Items stored from a collection
** start **
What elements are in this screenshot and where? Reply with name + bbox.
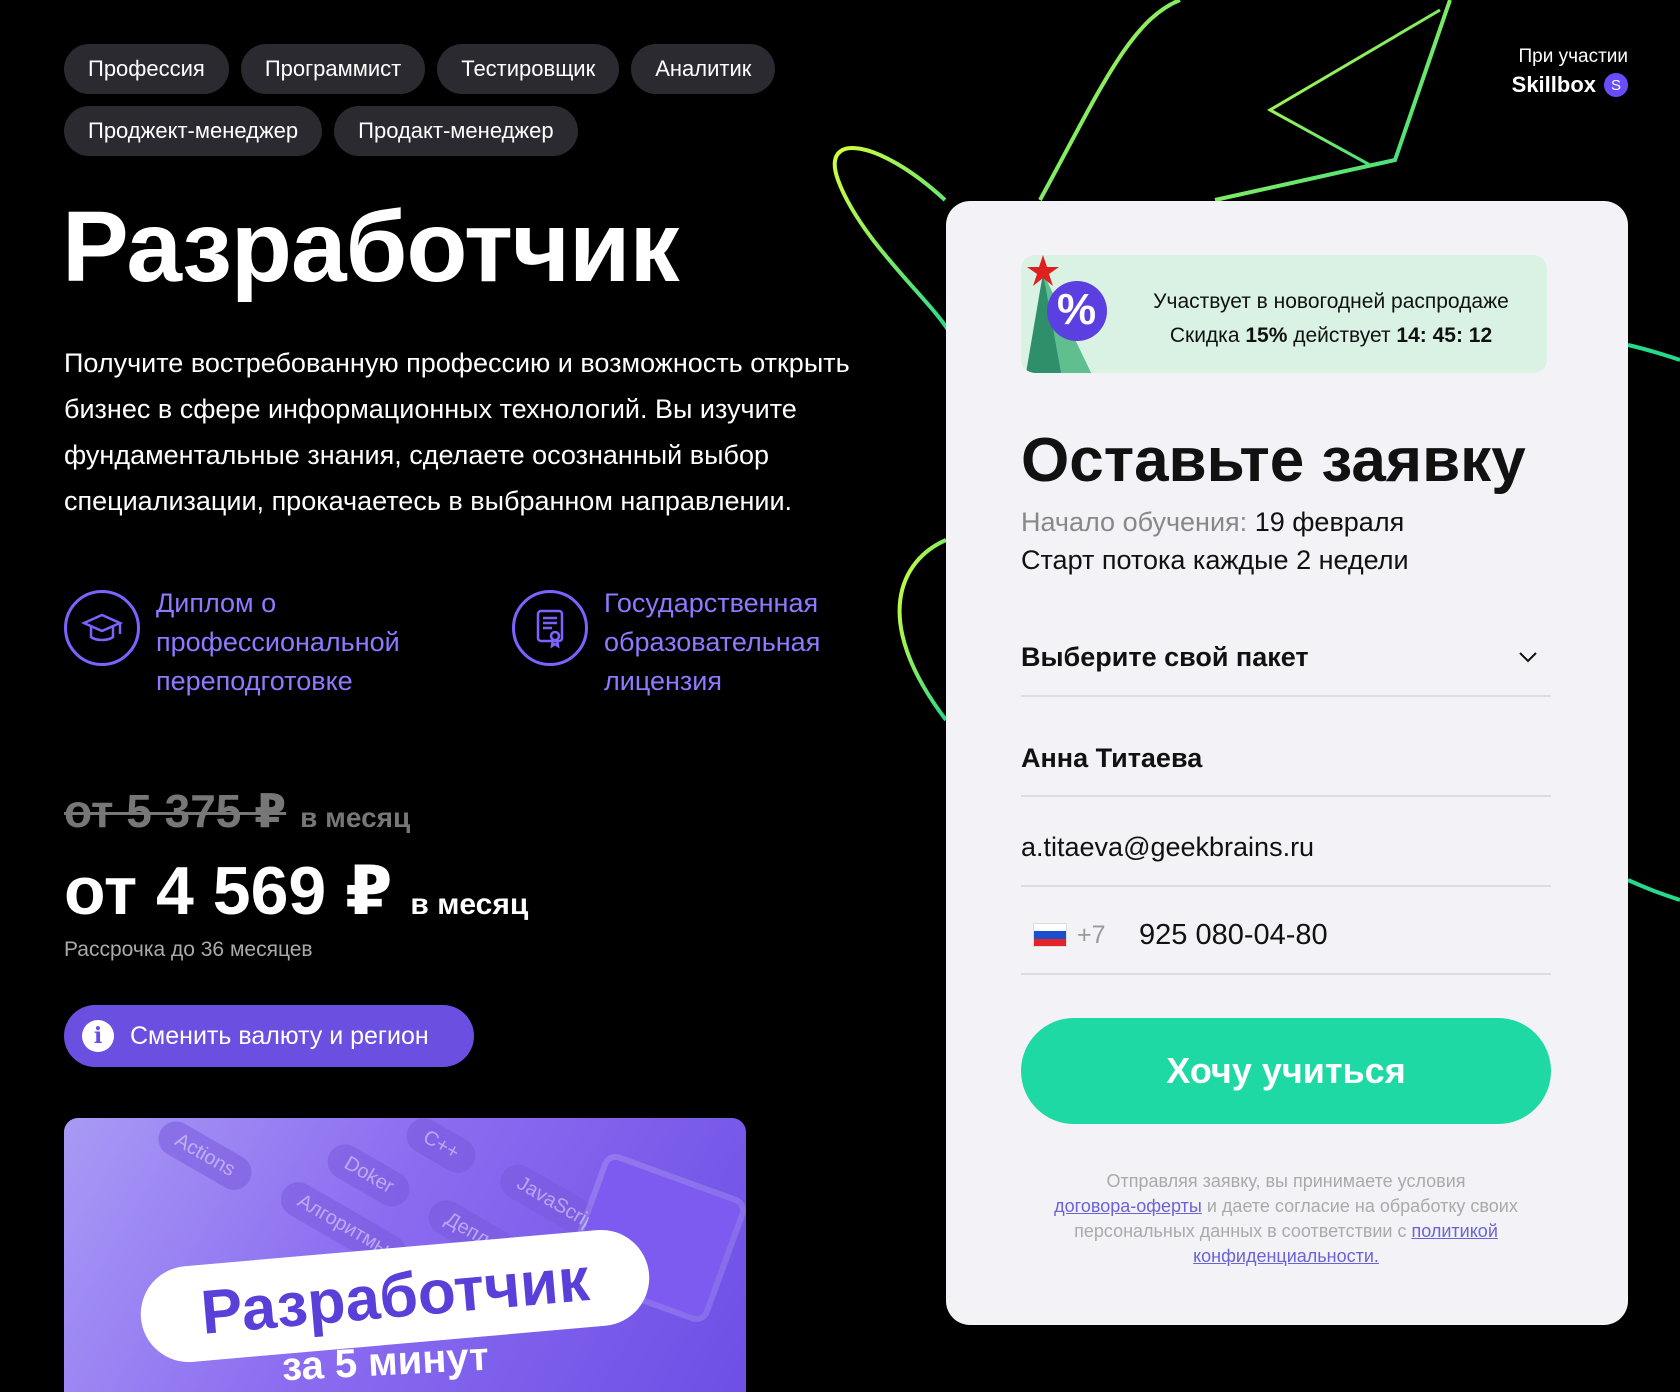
package-select[interactable]: Выберите свой пакет	[1021, 619, 1551, 697]
tag-product-manager[interactable]: Продакт-менеджер	[334, 106, 578, 156]
phone-number: 925 080-04-80	[1139, 918, 1328, 951]
sale-timer: 14: 45: 12	[1396, 324, 1493, 347]
email-field[interactable]: a.titaeva@geekbrains.ru	[1021, 809, 1551, 887]
start-date: 19 февраля	[1254, 507, 1405, 537]
partner-name: Skillbox	[1511, 72, 1596, 97]
tag-analyst[interactable]: Аналитик	[631, 44, 776, 94]
tag-programmer[interactable]: Программист	[240, 44, 426, 94]
profession-tags: Профессия Программист Тестировщик Аналит…	[64, 44, 824, 156]
old-price-value: от 5 375 ₽	[64, 785, 287, 837]
page-title: Разработчик	[62, 191, 680, 303]
submit-button[interactable]: Хочу учиться	[1021, 1018, 1551, 1124]
name-field[interactable]: Анна Титаева	[1021, 721, 1551, 797]
package-placeholder: Выберите свой пакет	[1021, 641, 1309, 672]
price-value: от 4 569 ₽	[64, 853, 393, 929]
partner-block: При участии Skillbox S	[1512, 46, 1628, 98]
feature-diploma-text: Диплом о профессиональной переподготовке	[156, 588, 400, 696]
start-info: Начало обучения: 19 февраля Старт потока…	[1021, 503, 1409, 579]
legal-notice: Отправляя заявку, вы принимаете условия …	[1021, 1169, 1551, 1269]
sale-banner-text: Участвует в новогодней распродаже Скидка…	[1121, 285, 1541, 353]
feature-diploma: Диплом о профессиональной переподготовке	[64, 584, 476, 701]
application-form: % Участвует в новогодней распродаже Скид…	[946, 201, 1628, 1325]
tag-profession[interactable]: Профессия	[64, 44, 229, 94]
partner-label: При участии	[1518, 46, 1628, 67]
feature-license-text: Государственная образовательная лицензия	[604, 588, 821, 696]
current-price: от 4 569 ₽ в месяц	[64, 852, 528, 931]
lead-text: Получите востребованную профессию и возм…	[64, 348, 850, 516]
offer-link[interactable]: договора-оферты	[1054, 1196, 1202, 1216]
partner-brand[interactable]: Skillbox S	[1512, 72, 1628, 98]
video-preview[interactable]: Actions C++ Doker Алгоритмы JavaScript Д…	[64, 1118, 746, 1392]
sale-title: Участвует в новогодней распродаже	[1153, 290, 1509, 313]
old-price-unit: в месяц	[300, 802, 411, 833]
certificate-icon	[512, 590, 588, 666]
change-currency-button[interactable]: i Сменить валюту и регион	[64, 1005, 474, 1067]
tag-tester[interactable]: Тестировщик	[437, 44, 620, 94]
start-label: Начало обучения:	[1021, 507, 1248, 537]
graduation-cap-icon	[64, 590, 140, 666]
installment-note: Рассрочка до 36 месяцев	[64, 938, 313, 961]
russia-flag-icon[interactable]	[1033, 923, 1067, 947]
phone-country-code: +7	[1077, 920, 1106, 949]
sale-banner: % Участвует в новогодней распродаже Скид…	[1021, 255, 1547, 373]
sale-discount-label: Скидка	[1169, 324, 1240, 347]
chevron-down-icon	[1519, 652, 1537, 663]
skillbox-logo-icon: S	[1604, 73, 1628, 97]
form-heading: Оставьте заявку	[1021, 426, 1526, 495]
stream-info: Старт потока каждые 2 недели	[1021, 545, 1409, 575]
legal-text-1: Отправляя заявку, вы принимаете условия	[1106, 1171, 1466, 1191]
change-currency-label: Сменить валюту и регион	[130, 1021, 429, 1050]
price-unit: в месяц	[410, 888, 529, 921]
sale-timer-line: Скидка 15% действует 14: 45: 12	[1121, 319, 1541, 353]
old-price: от 5 375 ₽ в месяц	[64, 784, 410, 838]
sale-valid-label: действует	[1293, 324, 1391, 347]
sale-discount-value: 15%	[1245, 324, 1288, 347]
video-subtitle: за 5 минут	[280, 1334, 490, 1390]
info-icon: i	[82, 1020, 114, 1052]
tag-project-manager[interactable]: Проджект-менеджер	[64, 106, 323, 156]
video-chip: Actions	[152, 1118, 258, 1197]
video-chip: C++	[400, 1118, 482, 1180]
phone-field[interactable]: +7 925 080-04-80	[1021, 897, 1551, 975]
discount-badge-text: %	[1057, 285, 1097, 334]
feature-license: Государственная образовательная лицензия	[512, 584, 924, 701]
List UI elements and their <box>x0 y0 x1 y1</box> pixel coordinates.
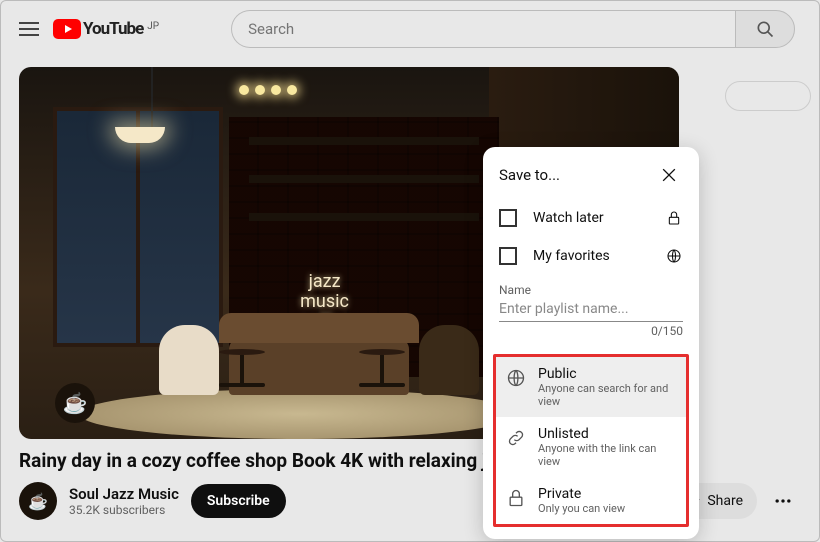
more-horizontal-icon <box>773 491 793 511</box>
playlist-name-input[interactable] <box>499 297 683 322</box>
search-icon <box>755 19 775 39</box>
globe-icon <box>665 248 683 264</box>
globe-icon <box>506 368 526 388</box>
new-playlist-name-section: Name 0/150 <box>483 275 699 346</box>
subscriber-count: 35.2K subscribers <box>69 503 179 517</box>
privacy-option-public[interactable]: PublicAnyone can search for and view <box>496 357 686 417</box>
search-button[interactable] <box>735 10 795 48</box>
search-input[interactable] <box>231 10 735 48</box>
search-form <box>231 10 795 48</box>
channel-avatar[interactable]: ☕ <box>19 482 57 520</box>
playlist-item[interactable]: Watch later <box>483 199 699 237</box>
masthead: YouTube JP <box>1 1 819 57</box>
channel-name[interactable]: Soul Jazz Music <box>69 485 179 503</box>
sidebar-chip[interactable] <box>725 81 811 111</box>
save-to-dialog: Save to... Watch later My favorites Name… <box>483 147 699 539</box>
guide-menu-button[interactable] <box>17 17 41 41</box>
privacy-option-unlisted[interactable]: UnlistedAnyone with the link can view <box>496 417 686 477</box>
more-actions-button[interactable] <box>765 483 801 519</box>
playlist-checkbox[interactable] <box>499 209 517 227</box>
playlist-checkbox[interactable] <box>499 247 517 265</box>
lock-icon <box>506 488 526 508</box>
lock-icon <box>665 210 683 226</box>
close-button[interactable] <box>655 161 683 189</box>
channel-info: Soul Jazz Music 35.2K subscribers <box>69 485 179 517</box>
name-field-label: Name <box>499 283 683 297</box>
region-code: JP <box>147 21 159 32</box>
playlist-name: Watch later <box>533 210 649 226</box>
playlist-name: My favorites <box>533 248 649 264</box>
playlist-item[interactable]: My favorites <box>483 237 699 275</box>
dialog-title: Save to... <box>499 166 560 184</box>
close-icon <box>659 165 679 185</box>
channel-watermark[interactable]: ☕ <box>55 383 95 423</box>
privacy-option-private[interactable]: PrivateOnly you can view <box>496 477 686 524</box>
logo-text: YouTube <box>83 19 143 39</box>
privacy-dropdown-menu: PublicAnyone can search for and view Unl… <box>493 354 689 527</box>
char-counter: 0/150 <box>499 322 683 346</box>
link-icon <box>506 428 526 448</box>
subscribe-button[interactable]: Subscribe <box>191 484 286 518</box>
youtube-play-icon <box>53 19 81 39</box>
youtube-logo[interactable]: YouTube JP <box>53 19 159 39</box>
** end **
◆ Task requirements ◆
Write out every item above word for word, leaving out the pictures.

◆ The response ◆
What elements are in this screenshot and where? Reply with name + bbox.
package-select[interactable]: Выберите свой пакет	[1021, 619, 1551, 697]
tag-product-manager[interactable]: Продакт-менеджер	[334, 106, 578, 156]
phone-number: 925 080-04-80	[1139, 918, 1328, 951]
sale-timer: 14: 45: 12	[1396, 324, 1493, 347]
email-field[interactable]: a.titaeva@geekbrains.ru	[1021, 809, 1551, 887]
start-date: 19 февраля	[1254, 507, 1405, 537]
partner-name: Skillbox	[1511, 72, 1596, 97]
tag-analyst[interactable]: Аналитик	[631, 44, 776, 94]
tag-programmer[interactable]: Программист	[240, 44, 426, 94]
profession-tags: Профессия Программист Тестировщик Аналит…	[64, 44, 824, 156]
old-price-value: от 5 375 ₽	[64, 785, 287, 837]
page-title: Разработчик	[62, 191, 680, 303]
submit-button[interactable]: Хочу учиться	[1021, 1018, 1551, 1124]
name-field[interactable]: Анна Титаева	[1021, 721, 1551, 797]
package-placeholder: Выберите свой пакет	[1021, 641, 1309, 672]
price-value: от 4 569 ₽	[64, 853, 393, 929]
partner-block: При участии Skillbox S	[1512, 46, 1628, 98]
feature-diploma-text: Диплом о профессиональной переподготовке	[156, 588, 400, 696]
start-info: Начало обучения: 19 февраля Старт потока…	[1021, 503, 1409, 579]
legal-notice: Отправляя заявку, вы принимаете условия …	[1021, 1169, 1551, 1269]
sale-banner-text: Участвует в новогодней распродаже Скидка…	[1121, 285, 1541, 353]
feature-diploma: Диплом о профессиональной переподготовке	[64, 584, 476, 701]
application-form: % Участвует в новогодней распродаже Скид…	[946, 201, 1628, 1325]
tag-profession[interactable]: Профессия	[64, 44, 229, 94]
partner-label: При участии	[1518, 46, 1628, 67]
feature-license-text: Государственная образовательная лицензия	[604, 588, 821, 696]
current-price: от 4 569 ₽ в месяц	[64, 852, 528, 931]
lead-text: Получите востребованную профессию и возм…	[64, 348, 850, 516]
offer-link[interactable]: договора-оферты	[1054, 1196, 1202, 1216]
partner-brand[interactable]: Skillbox S	[1512, 72, 1628, 98]
video-preview[interactable]: Actions C++ Doker Алгоритмы JavaScript Д…	[64, 1118, 746, 1392]
sale-title: Участвует в новогодней распродаже	[1153, 290, 1509, 313]
old-price-unit: в месяц	[300, 802, 411, 833]
certificate-icon	[512, 590, 588, 666]
change-currency-button[interactable]: i Сменить валюту и регион	[64, 1005, 474, 1067]
tag-tester[interactable]: Тестировщик	[437, 44, 620, 94]
start-label: Начало обучения:	[1021, 507, 1248, 537]
graduation-cap-icon	[64, 590, 140, 666]
installment-note: Рассрочка до 36 месяцев	[64, 938, 313, 961]
russia-flag-icon[interactable]	[1033, 923, 1067, 947]
phone-country-code: +7	[1077, 920, 1106, 949]
sale-banner: % Участвует в новогодней распродаже Скид…	[1021, 255, 1547, 373]
sale-discount-label: Скидка	[1169, 324, 1240, 347]
chevron-down-icon	[1519, 652, 1537, 663]
skillbox-logo-icon: S	[1604, 73, 1628, 97]
form-heading: Оставьте заявку	[1021, 426, 1526, 495]
stream-info: Старт потока каждые 2 недели	[1021, 545, 1409, 575]
legal-text-1: Отправляя заявку, вы принимаете условия	[1106, 1171, 1466, 1191]
change-currency-label: Сменить валюту и регион	[130, 1021, 429, 1050]
price-unit: в месяц	[410, 888, 529, 921]
sale-timer-line: Скидка 15% действует 14: 45: 12	[1121, 319, 1541, 353]
old-price: от 5 375 ₽ в месяц	[64, 784, 410, 838]
sale-valid-label: действует	[1293, 324, 1391, 347]
sale-discount-value: 15%	[1245, 324, 1288, 347]
video-subtitle: за 5 минут	[280, 1334, 490, 1390]
info-icon: i	[82, 1020, 114, 1052]
tag-project-manager[interactable]: Проджект-менеджер	[64, 106, 323, 156]
video-chip: Actions	[152, 1118, 258, 1197]
video-chip: C++	[400, 1118, 482, 1180]
phone-field[interactable]: +7 925 080-04-80	[1021, 897, 1551, 975]
discount-badge-text: %	[1057, 285, 1097, 334]
feature-license: Государственная образовательная лицензия	[512, 584, 924, 701]
List UI elements and their <box>x0 y0 x1 y1</box> pixel coordinates.
more-horizontal-icon <box>773 491 793 511</box>
playlist-name-input[interactable] <box>499 297 683 322</box>
search-icon <box>755 19 775 39</box>
globe-icon <box>665 248 683 264</box>
globe-icon <box>506 368 526 388</box>
new-playlist-name-section: Name 0/150 <box>483 275 699 346</box>
subscriber-count: 35.2K subscribers <box>69 503 179 517</box>
privacy-option-public[interactable]: PublicAnyone can search for and view <box>496 357 686 417</box>
search-button[interactable] <box>735 10 795 48</box>
search-input[interactable] <box>231 10 735 48</box>
search-form <box>231 10 795 48</box>
channel-avatar[interactable]: ☕ <box>19 482 57 520</box>
playlist-item[interactable]: Watch later <box>483 199 699 237</box>
masthead: YouTube JP <box>1 1 819 57</box>
channel-name[interactable]: Soul Jazz Music <box>69 485 179 503</box>
sidebar-chip[interactable] <box>725 81 811 111</box>
save-to-dialog: Save to... Watch later My favorites Name… <box>483 147 699 539</box>
guide-menu-button[interactable] <box>17 17 41 41</box>
privacy-option-unlisted[interactable]: UnlistedAnyone with the link can view <box>496 417 686 477</box>
more-actions-button[interactable] <box>765 483 801 519</box>
playlist-checkbox[interactable] <box>499 209 517 227</box>
playlist-checkbox[interactable] <box>499 247 517 265</box>
lock-icon <box>506 488 526 508</box>
lock-icon <box>665 210 683 226</box>
close-button[interactable] <box>655 161 683 189</box>
channel-info: Soul Jazz Music 35.2K subscribers <box>69 485 179 517</box>
name-field-label: Name <box>499 283 683 297</box>
region-code: JP <box>147 21 159 32</box>
playlist-name: Watch later <box>533 210 649 226</box>
playlist-name: My favorites <box>533 248 649 264</box>
playlist-item[interactable]: My favorites <box>483 237 699 275</box>
dialog-title: Save to... <box>499 166 560 184</box>
close-icon <box>659 165 679 185</box>
channel-watermark[interactable]: ☕ <box>55 383 95 423</box>
privacy-option-private[interactable]: PrivateOnly you can view <box>496 477 686 524</box>
logo-text: YouTube <box>83 19 143 39</box>
privacy-dropdown-menu: PublicAnyone can search for and view Unl… <box>493 354 689 527</box>
char-counter: 0/150 <box>499 322 683 346</box>
link-icon <box>506 428 526 448</box>
subscribe-button[interactable]: Subscribe <box>191 484 286 518</box>
youtube-play-icon <box>53 19 81 39</box>
youtube-logo[interactable]: YouTube JP <box>53 19 159 39</box>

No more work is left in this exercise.